* Task brief
The answer must consist of every line in the data below that holds the word "recommendation".

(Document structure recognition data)
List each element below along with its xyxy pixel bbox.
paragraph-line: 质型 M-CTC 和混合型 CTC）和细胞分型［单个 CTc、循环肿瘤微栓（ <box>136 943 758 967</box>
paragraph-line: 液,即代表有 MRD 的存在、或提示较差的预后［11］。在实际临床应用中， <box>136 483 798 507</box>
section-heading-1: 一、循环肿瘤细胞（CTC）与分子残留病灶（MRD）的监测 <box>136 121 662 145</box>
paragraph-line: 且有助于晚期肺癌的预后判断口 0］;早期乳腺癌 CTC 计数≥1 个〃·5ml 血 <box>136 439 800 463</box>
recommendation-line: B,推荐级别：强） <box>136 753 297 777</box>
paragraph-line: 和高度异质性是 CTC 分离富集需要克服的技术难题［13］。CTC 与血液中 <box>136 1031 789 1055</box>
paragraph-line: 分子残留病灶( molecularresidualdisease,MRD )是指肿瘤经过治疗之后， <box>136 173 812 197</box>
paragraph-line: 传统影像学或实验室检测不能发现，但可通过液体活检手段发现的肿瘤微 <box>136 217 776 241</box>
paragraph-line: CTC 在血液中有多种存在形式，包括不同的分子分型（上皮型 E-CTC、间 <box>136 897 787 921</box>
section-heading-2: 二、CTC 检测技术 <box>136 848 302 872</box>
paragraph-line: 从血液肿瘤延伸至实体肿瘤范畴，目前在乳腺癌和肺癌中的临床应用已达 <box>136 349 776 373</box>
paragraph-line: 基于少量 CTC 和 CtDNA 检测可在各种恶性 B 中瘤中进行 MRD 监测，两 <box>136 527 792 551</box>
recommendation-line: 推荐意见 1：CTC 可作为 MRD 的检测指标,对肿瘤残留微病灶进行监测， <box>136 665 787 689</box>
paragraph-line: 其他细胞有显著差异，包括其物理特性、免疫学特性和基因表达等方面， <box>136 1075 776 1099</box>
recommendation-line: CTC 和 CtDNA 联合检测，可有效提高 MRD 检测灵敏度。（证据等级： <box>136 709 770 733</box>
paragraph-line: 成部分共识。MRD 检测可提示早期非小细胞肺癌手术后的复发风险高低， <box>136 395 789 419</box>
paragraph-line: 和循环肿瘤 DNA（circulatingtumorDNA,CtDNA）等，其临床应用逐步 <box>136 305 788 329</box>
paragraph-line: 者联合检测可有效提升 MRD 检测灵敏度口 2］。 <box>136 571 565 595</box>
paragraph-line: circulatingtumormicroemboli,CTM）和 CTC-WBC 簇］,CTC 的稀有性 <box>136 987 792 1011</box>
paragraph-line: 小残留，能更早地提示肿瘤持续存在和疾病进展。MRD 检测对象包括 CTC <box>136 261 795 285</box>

* Solved problem
recommendation-line: B,推荐级别：强） <box>136 753 297 777</box>
recommendation-line: 推荐意见 1：CTC 可作为 MRD 的检测指标,对肿瘤残留微病灶进行监测， <box>136 665 787 689</box>
recommendation-line: CTC 和 CtDNA 联合检测，可有效提高 MRD 检测灵敏度。（证据等级： <box>136 709 770 733</box>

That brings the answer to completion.